> _Goal_: Rewrite the listing below with "hero-photo" changed to "banner-image", keeping everything else the same.
==*==
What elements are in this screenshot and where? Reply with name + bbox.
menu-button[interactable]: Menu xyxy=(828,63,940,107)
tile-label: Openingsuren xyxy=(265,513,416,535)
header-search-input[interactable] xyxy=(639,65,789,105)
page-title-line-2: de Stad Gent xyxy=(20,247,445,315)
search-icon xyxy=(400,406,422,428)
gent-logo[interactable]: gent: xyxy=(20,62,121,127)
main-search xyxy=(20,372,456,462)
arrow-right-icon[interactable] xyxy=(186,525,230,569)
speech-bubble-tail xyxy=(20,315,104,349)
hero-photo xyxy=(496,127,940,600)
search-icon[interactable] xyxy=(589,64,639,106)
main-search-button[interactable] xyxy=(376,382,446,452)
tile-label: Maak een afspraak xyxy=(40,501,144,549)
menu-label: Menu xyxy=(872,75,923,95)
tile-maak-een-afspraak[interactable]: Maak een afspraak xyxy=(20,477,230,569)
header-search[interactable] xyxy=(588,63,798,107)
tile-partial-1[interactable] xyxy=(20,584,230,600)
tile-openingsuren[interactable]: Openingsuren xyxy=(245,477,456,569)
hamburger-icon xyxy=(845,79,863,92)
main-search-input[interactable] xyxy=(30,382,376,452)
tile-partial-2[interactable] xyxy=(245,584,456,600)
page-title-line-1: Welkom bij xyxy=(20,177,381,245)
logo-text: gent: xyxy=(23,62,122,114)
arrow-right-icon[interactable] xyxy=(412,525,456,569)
==*==
> _The response_:
What elements are in this screenshot and where? Reply with name + bbox.
menu-button[interactable]: Menu xyxy=(828,63,940,107)
tile-label: Openingsuren xyxy=(265,513,416,535)
header-search-input[interactable] xyxy=(639,65,789,105)
page-title-line-2: de Stad Gent xyxy=(20,247,445,315)
search-icon xyxy=(400,406,422,428)
gent-logo[interactable]: gent: xyxy=(20,62,121,127)
main-search xyxy=(20,372,456,462)
arrow-right-icon[interactable] xyxy=(186,525,230,569)
speech-bubble-tail xyxy=(20,315,104,349)
banner-image xyxy=(496,127,940,600)
search-icon[interactable] xyxy=(589,64,639,106)
main-search-button[interactable] xyxy=(376,382,446,452)
tile-label: Maak een afspraak xyxy=(40,501,144,549)
menu-label: Menu xyxy=(872,75,923,95)
tile-maak-een-afspraak[interactable]: Maak een afspraak xyxy=(20,477,230,569)
header-search[interactable] xyxy=(588,63,798,107)
tile-partial-1[interactable] xyxy=(20,584,230,600)
tile-openingsuren[interactable]: Openingsuren xyxy=(245,477,456,569)
hamburger-icon xyxy=(845,79,863,92)
main-search-input[interactable] xyxy=(30,382,376,452)
tile-partial-2[interactable] xyxy=(245,584,456,600)
page-title-line-1: Welkom bij xyxy=(20,177,381,245)
logo-text: gent: xyxy=(23,62,122,114)
arrow-right-icon[interactable] xyxy=(412,525,456,569)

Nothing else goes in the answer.